**Exercise requirements**
Keep the images out and copy every entry below exactly.

**Supplied data**
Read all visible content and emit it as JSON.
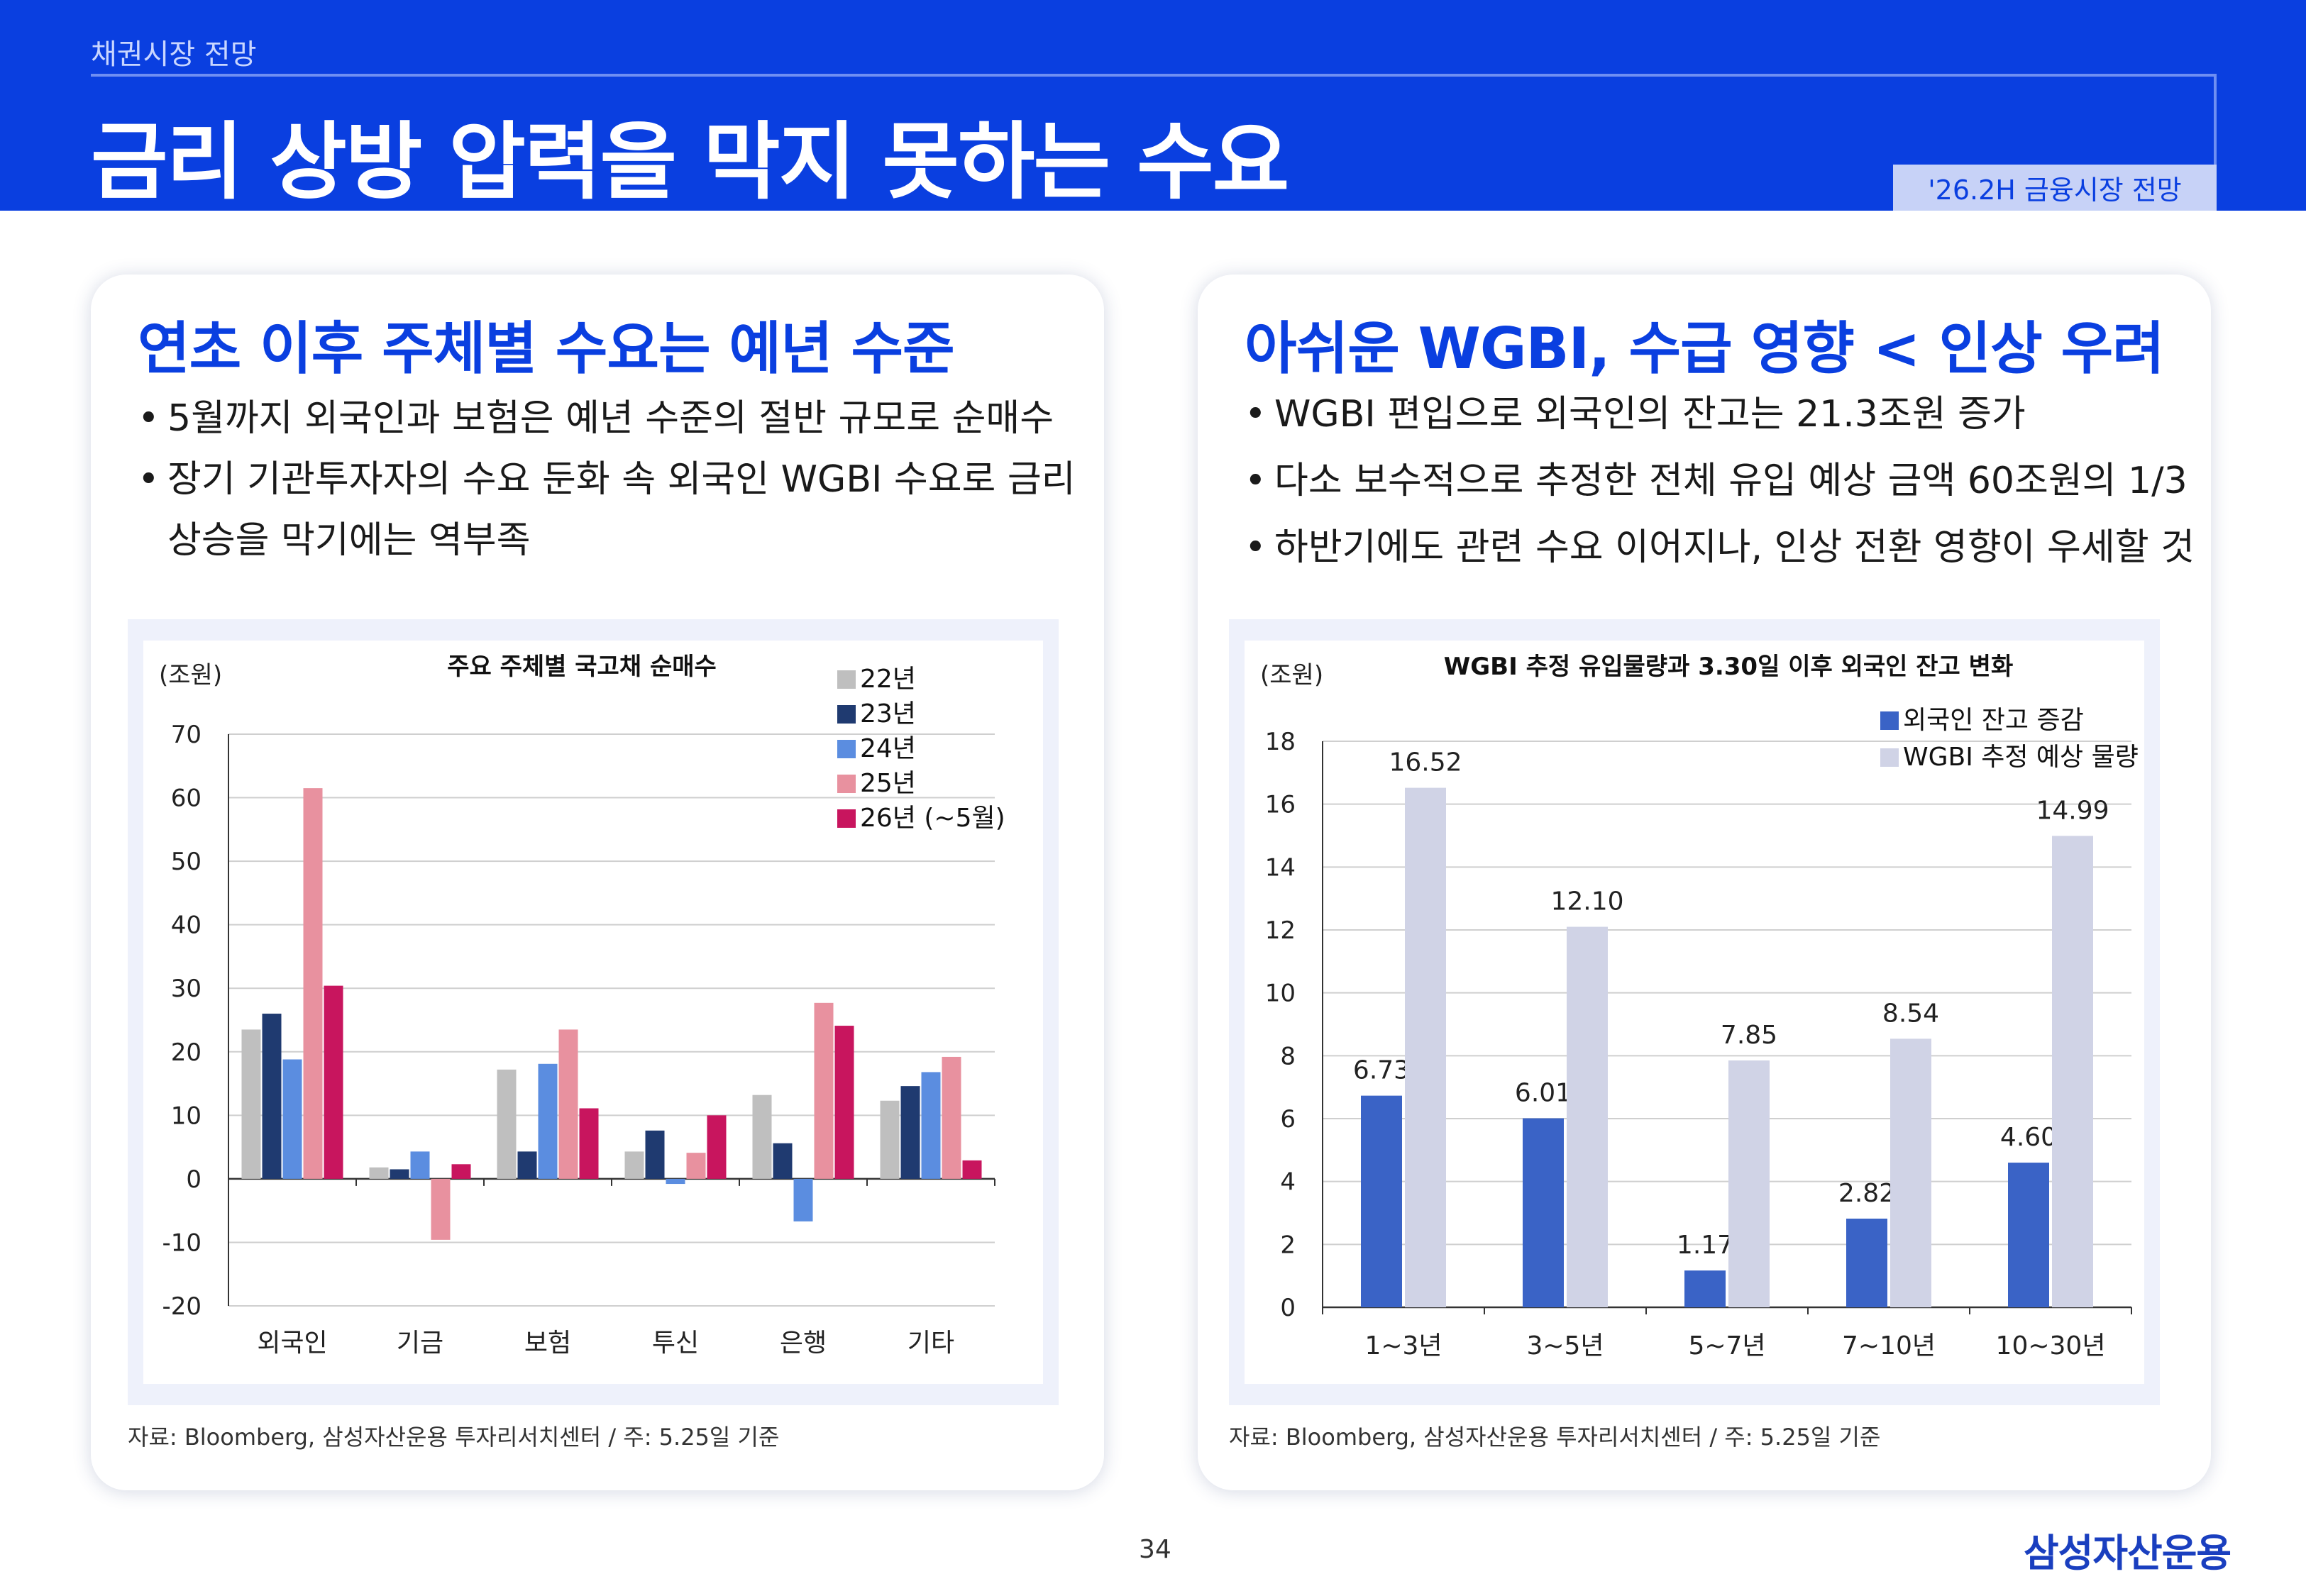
{
  "header": {
    "breadcrumb": "채권시장 전망",
    "title": "금리 상방 압력을 막지 못하는 수요",
    "badge": "'26.2H 금융시장 전망"
  },
  "left": {
    "title": "연초 이후 주체별 수요는 예년 수준",
    "bullets": [
      "5월까지 외국인과 보험은 예년 수준의 절반 규모로 순매수",
      "장기 기관투자자의 수요 둔화 속 외국인 WGBI 수요로 금리",
      "상승을 막기에는 역부족"
    ],
    "source": "자료: Bloomberg, 삼성자산운용 투자리서치센터 / 주: 5.25일 기준"
  },
  "right": {
    "title": "아쉬운 WGBI, 수급 영향 < 인상 우려",
    "bullets": [
      "WGBI 편입으로 외국인의 잔고는 21.3조원 증가",
      "다소 보수적으로 추정한 전체 유입 예상 금액 60조원의 1/3",
      "하반기에도 관련 수요 이어지나, 인상 전환 영향이 우세할 것"
    ],
    "source": "자료: Bloomberg, 삼성자산운용 투자리서치센터 / 주: 5.25일 기준"
  },
  "footer": {
    "page_number": "34",
    "logo": "삼성자산운용"
  },
  "chart_data": [
    {
      "type": "bar",
      "title": "주요 주체별 국고채 순매수",
      "ylabel": "(조원)",
      "ylim": [
        -20,
        70
      ],
      "yticks": [
        70,
        60,
        50,
        40,
        30,
        20,
        10,
        0,
        -10,
        -20
      ],
      "grid": true,
      "legend_position": "top-right",
      "categories": [
        "외국인",
        "기금",
        "보험",
        "투신",
        "은행",
        "기타"
      ],
      "series": [
        {
          "name": "22년",
          "color": "#bfbfbf",
          "values": [
            23.5,
            1.8,
            17.2,
            4.3,
            13.2,
            12.3
          ]
        },
        {
          "name": "23년",
          "color": "#1f3a70",
          "values": [
            26.0,
            1.5,
            4.3,
            7.6,
            5.6,
            14.6
          ]
        },
        {
          "name": "24년",
          "color": "#5b8de0",
          "values": [
            18.8,
            4.3,
            18.1,
            -0.8,
            -6.7,
            16.8
          ]
        },
        {
          "name": "25년",
          "color": "#e8919f",
          "values": [
            61.5,
            -9.6,
            23.5,
            4.1,
            27.7,
            19.2
          ]
        },
        {
          "name": "26년 (~5월)",
          "color": "#c8155e",
          "values": [
            30.4,
            2.3,
            11.1,
            10.0,
            24.1,
            2.9
          ]
        }
      ]
    },
    {
      "type": "bar",
      "title": "WGBI 추정 유입물량과 3.30일 이후 외국인 잔고 변화",
      "ylabel": "(조원)",
      "ylim": [
        0,
        18
      ],
      "yticks": [
        18,
        16,
        14,
        12,
        10,
        8,
        6,
        4,
        2,
        0
      ],
      "grid": true,
      "legend_position": "top-right",
      "categories": [
        "1~3년",
        "3~5년",
        "5~7년",
        "7~10년",
        "10~30년"
      ],
      "series": [
        {
          "name": "외국인 잔고 증감",
          "color": "#3a63c6",
          "values": [
            6.73,
            6.01,
            1.17,
            2.82,
            4.6
          ],
          "labels": [
            "6.73",
            "6.01",
            "1.17",
            "2.82",
            "4.60"
          ]
        },
        {
          "name": "WGBI 추정 예상 물량",
          "color": "#d0d3e6",
          "values": [
            16.52,
            12.1,
            7.85,
            8.54,
            14.99
          ],
          "labels": [
            "16.52",
            "12.10",
            "7.85",
            "8.54",
            "14.99"
          ]
        }
      ]
    }
  ]
}
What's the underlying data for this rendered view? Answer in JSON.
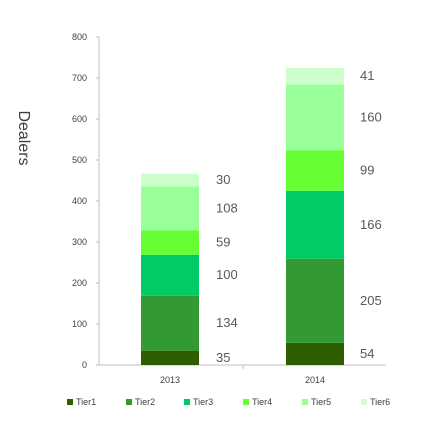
{
  "chart_data": {
    "type": "bar",
    "stacked": true,
    "title": "",
    "xlabel": "",
    "ylabel": "Dealers",
    "ylim": [
      0,
      800
    ],
    "yticks": [
      0,
      100,
      200,
      300,
      400,
      500,
      600,
      700,
      800
    ],
    "grid": false,
    "legend_position": "bottom",
    "categories": [
      "2013",
      "2014"
    ],
    "series": [
      {
        "name": "Tier1",
        "color": "#2f5e00",
        "values": [
          35,
          54
        ]
      },
      {
        "name": "Tier2",
        "color": "#339933",
        "values": [
          134,
          205
        ]
      },
      {
        "name": "Tier3",
        "color": "#00cc66",
        "values": [
          100,
          166
        ]
      },
      {
        "name": "Tier4",
        "color": "#66ff33",
        "values": [
          59,
          99
        ]
      },
      {
        "name": "Tier5",
        "color": "#99ff99",
        "values": [
          108,
          160
        ]
      },
      {
        "name": "Tier6",
        "color": "#ccffcc",
        "values": [
          30,
          41
        ]
      }
    ]
  }
}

**Response to this task**
Read all visible content and emit it as JSON.
{
  "header": {
    "breadcrumb": "채권시장 전망",
    "title": "금리 상방 압력을 막지 못하는 수요",
    "badge": "'26.2H 금융시장 전망"
  },
  "left": {
    "title": "연초 이후 주체별 수요는 예년 수준",
    "bullets": [
      "5월까지 외국인과 보험은 예년 수준의 절반 규모로 순매수",
      "장기 기관투자자의 수요 둔화 속 외국인 WGBI 수요로 금리",
      "상승을 막기에는 역부족"
    ],
    "source": "자료: Bloomberg, 삼성자산운용 투자리서치센터 / 주: 5.25일 기준"
  },
  "right": {
    "title": "아쉬운 WGBI, 수급 영향 < 인상 우려",
    "bullets": [
      "WGBI 편입으로 외국인의 잔고는 21.3조원 증가",
      "다소 보수적으로 추정한 전체 유입 예상 금액 60조원의 1/3",
      "하반기에도 관련 수요 이어지나, 인상 전환 영향이 우세할 것"
    ],
    "source": "자료: Bloomberg, 삼성자산운용 투자리서치센터 / 주: 5.25일 기준"
  },
  "footer": {
    "page_number": "34",
    "logo": "삼성자산운용"
  },
  "chart_data": [
    {
      "type": "bar",
      "title": "주요 주체별 국고채 순매수",
      "ylabel": "(조원)",
      "ylim": [
        -20,
        70
      ],
      "yticks": [
        70,
        60,
        50,
        40,
        30,
        20,
        10,
        0,
        -10,
        -20
      ],
      "grid": true,
      "legend_position": "top-right",
      "categories": [
        "외국인",
        "기금",
        "보험",
        "투신",
        "은행",
        "기타"
      ],
      "series": [
        {
          "name": "22년",
          "color": "#bfbfbf",
          "values": [
            23.5,
            1.8,
            17.2,
            4.3,
            13.2,
            12.3
          ]
        },
        {
          "name": "23년",
          "color": "#1f3a70",
          "values": [
            26.0,
            1.5,
            4.3,
            7.6,
            5.6,
            14.6
          ]
        },
        {
          "name": "24년",
          "color": "#5b8de0",
          "values": [
            18.8,
            4.3,
            18.1,
            -0.8,
            -6.7,
            16.8
          ]
        },
        {
          "name": "25년",
          "color": "#e8919f",
          "values": [
            61.5,
            -9.6,
            23.5,
            4.1,
            27.7,
            19.2
          ]
        },
        {
          "name": "26년 (~5월)",
          "color": "#c8155e",
          "values": [
            30.4,
            2.3,
            11.1,
            10.0,
            24.1,
            2.9
          ]
        }
      ]
    },
    {
      "type": "bar",
      "title": "WGBI 추정 유입물량과 3.30일 이후 외국인 잔고 변화",
      "ylabel": "(조원)",
      "ylim": [
        0,
        18
      ],
      "yticks": [
        18,
        16,
        14,
        12,
        10,
        8,
        6,
        4,
        2,
        0
      ],
      "grid": true,
      "legend_position": "top-right",
      "categories": [
        "1~3년",
        "3~5년",
        "5~7년",
        "7~10년",
        "10~30년"
      ],
      "series": [
        {
          "name": "외국인 잔고 증감",
          "color": "#3a63c6",
          "values": [
            6.73,
            6.01,
            1.17,
            2.82,
            4.6
          ],
          "labels": [
            "6.73",
            "6.01",
            "1.17",
            "2.82",
            "4.60"
          ]
        },
        {
          "name": "WGBI 추정 예상 물량",
          "color": "#d0d3e6",
          "values": [
            16.52,
            12.1,
            7.85,
            8.54,
            14.99
          ],
          "labels": [
            "16.52",
            "12.10",
            "7.85",
            "8.54",
            "14.99"
          ]
        }
      ]
    }
  ]
}
What's the underlying data for this rendered view? Answer in JSON.
{
  "chart_data": {
    "type": "bar",
    "stacked": true,
    "title": "",
    "xlabel": "",
    "ylabel": "Dealers",
    "ylim": [
      0,
      800
    ],
    "yticks": [
      0,
      100,
      200,
      300,
      400,
      500,
      600,
      700,
      800
    ],
    "grid": false,
    "legend_position": "bottom",
    "categories": [
      "2013",
      "2014"
    ],
    "series": [
      {
        "name": "Tier1",
        "color": "#2f5e00",
        "values": [
          35,
          54
        ]
      },
      {
        "name": "Tier2",
        "color": "#339933",
        "values": [
          134,
          205
        ]
      },
      {
        "name": "Tier3",
        "color": "#00cc66",
        "values": [
          100,
          166
        ]
      },
      {
        "name": "Tier4",
        "color": "#66ff33",
        "values": [
          59,
          99
        ]
      },
      {
        "name": "Tier5",
        "color": "#99ff99",
        "values": [
          108,
          160
        ]
      },
      {
        "name": "Tier6",
        "color": "#ccffcc",
        "values": [
          30,
          41
        ]
      }
    ]
  }
}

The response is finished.